>>>>>
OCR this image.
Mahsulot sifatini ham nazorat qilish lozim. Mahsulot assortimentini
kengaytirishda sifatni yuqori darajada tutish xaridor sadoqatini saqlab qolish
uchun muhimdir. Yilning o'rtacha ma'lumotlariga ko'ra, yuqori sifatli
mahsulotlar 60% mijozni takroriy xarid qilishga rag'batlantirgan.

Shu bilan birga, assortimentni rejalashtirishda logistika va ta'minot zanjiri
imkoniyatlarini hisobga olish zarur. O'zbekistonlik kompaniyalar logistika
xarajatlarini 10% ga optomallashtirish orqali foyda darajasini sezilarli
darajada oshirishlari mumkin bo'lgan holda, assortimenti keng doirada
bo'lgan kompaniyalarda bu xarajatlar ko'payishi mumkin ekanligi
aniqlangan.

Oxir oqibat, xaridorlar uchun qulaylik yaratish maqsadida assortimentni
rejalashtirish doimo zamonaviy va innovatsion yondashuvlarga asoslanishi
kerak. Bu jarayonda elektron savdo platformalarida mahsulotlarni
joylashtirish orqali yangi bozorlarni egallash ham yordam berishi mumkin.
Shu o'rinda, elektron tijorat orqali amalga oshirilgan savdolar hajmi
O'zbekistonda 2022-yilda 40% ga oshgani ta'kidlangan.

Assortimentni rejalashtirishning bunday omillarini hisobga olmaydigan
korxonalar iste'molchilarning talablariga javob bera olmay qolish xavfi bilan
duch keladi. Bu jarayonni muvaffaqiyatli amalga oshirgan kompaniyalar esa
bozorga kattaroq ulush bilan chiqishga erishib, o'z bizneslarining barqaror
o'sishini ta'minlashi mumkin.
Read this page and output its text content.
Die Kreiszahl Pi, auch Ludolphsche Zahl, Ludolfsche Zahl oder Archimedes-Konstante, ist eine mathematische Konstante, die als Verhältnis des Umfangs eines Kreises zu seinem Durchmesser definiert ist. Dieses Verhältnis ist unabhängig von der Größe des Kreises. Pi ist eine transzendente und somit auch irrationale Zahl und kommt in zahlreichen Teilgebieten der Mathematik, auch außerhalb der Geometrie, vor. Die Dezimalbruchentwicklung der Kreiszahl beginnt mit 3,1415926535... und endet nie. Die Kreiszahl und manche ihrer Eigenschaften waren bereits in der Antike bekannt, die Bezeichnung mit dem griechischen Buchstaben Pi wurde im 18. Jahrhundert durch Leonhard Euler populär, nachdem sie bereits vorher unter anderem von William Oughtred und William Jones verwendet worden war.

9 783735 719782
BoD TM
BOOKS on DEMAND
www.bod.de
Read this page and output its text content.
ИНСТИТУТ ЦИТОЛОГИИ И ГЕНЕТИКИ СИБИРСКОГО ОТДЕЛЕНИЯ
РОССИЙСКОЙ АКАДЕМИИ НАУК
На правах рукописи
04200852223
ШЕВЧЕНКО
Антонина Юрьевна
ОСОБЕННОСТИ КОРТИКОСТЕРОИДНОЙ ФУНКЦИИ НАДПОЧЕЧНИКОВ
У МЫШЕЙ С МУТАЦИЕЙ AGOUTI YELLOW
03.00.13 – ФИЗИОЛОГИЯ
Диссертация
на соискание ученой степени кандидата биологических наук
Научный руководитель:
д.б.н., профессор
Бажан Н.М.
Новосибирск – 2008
<<<<<
Please restate the data word for word, every record included.

OCR this image.
Mahsulot sifatini ham nazorat qilish lozim. Mahsulot assortimentini
kengaytirishda sifatni yuqori darajada tutish xaridor sadoqatini saqlab qolish
uchun muhimdir. Yilning o'rtacha ma'lumotlariga ko'ra, yuqori sifatli
mahsulotlar 60% mijozni takroriy xarid qilishga rag'batlantirgan.

Shu bilan birga, assortimentni rejalashtirishda logistika va ta'minot zanjiri
imkoniyatlarini hisobga olish zarur. O'zbekistonlik kompaniyalar logistika
xarajatlarini 10% ga optomallashtirish orqali foyda darajasini sezilarli
darajada oshirishlari mumkin bo'lgan holda, assortimenti keng doirada
bo'lgan kompaniyalarda bu xarajatlar ko'payishi mumkin ekanligi
aniqlangan.

Oxir oqibat, xaridorlar uchun qulaylik yaratish maqsadida assortimentni
rejalashtirish doimo zamonaviy va innovatsion yondashuvlarga asoslanishi
kerak. Bu jarayonda elektron savdo platformalarida mahsulotlarni
joylashtirish orqali yangi bozorlarni egallash ham yordam berishi mumkin.
Shu o'rinda, elektron tijorat orqali amalga oshirilgan savdolar hajmi
O'zbekistonda 2022-yilda 40% ga oshgani ta'kidlangan.

Assortimentni rejalashtirishning bunday omillarini hisobga olmaydigan
korxonalar iste'molchilarning talablariga javob bera olmay qolish xavfi bilan
duch keladi. Bu jarayonni muvaffaqiyatli amalga oshirgan kompaniyalar esa
bozorga kattaroq ulush bilan chiqishga erishib, o'z bizneslarining barqaror
o'sishini ta'minlashi mumkin.
Read this page and output its text content.
Die Kreiszahl Pi, auch Ludolphsche Zahl, Ludolfsche Zahl oder Archimedes-Konstante, ist eine mathematische Konstante, die als Verhältnis des Umfangs eines Kreises zu seinem Durchmesser definiert ist. Dieses Verhältnis ist unabhängig von der Größe des Kreises. Pi ist eine transzendente und somit auch irrationale Zahl und kommt in zahlreichen Teilgebieten der Mathematik, auch außerhalb der Geometrie, vor. Die Dezimalbruchentwicklung der Kreiszahl beginnt mit 3,1415926535... und endet nie. Die Kreiszahl und manche ihrer Eigenschaften waren bereits in der Antike bekannt, die Bezeichnung mit dem griechischen Buchstaben Pi wurde im 18. Jahrhundert durch Leonhard Euler populär, nachdem sie bereits vorher unter anderem von William Oughtred und William Jones verwendet worden war.

9 783735 719782
BoD TM
BOOKS on DEMAND
www.bod.de
Read this page and output its text content.
ИНСТИТУТ ЦИТОЛОГИИ И ГЕНЕТИКИ СИБИРСКОГО ОТДЕЛЕНИЯ
РОССИЙСКОЙ АКАДЕМИИ НАУК
На правах рукописи
04200852223
ШЕВЧЕНКО
Антонина Юрьевна
ОСОБЕННОСТИ КОРТИКОСТЕРОИДНОЙ ФУНКЦИИ НАДПОЧЕЧНИКОВ
У МЫШЕЙ С МУТАЦИЕЙ AGOUTI YELLOW
03.00.13 – ФИЗИОЛОГИЯ
Диссертация
на соискание ученой степени кандидата биологических наук
Научный руководитель:
д.б.н., профессор
Бажан Н.М.
Новосибирск – 2008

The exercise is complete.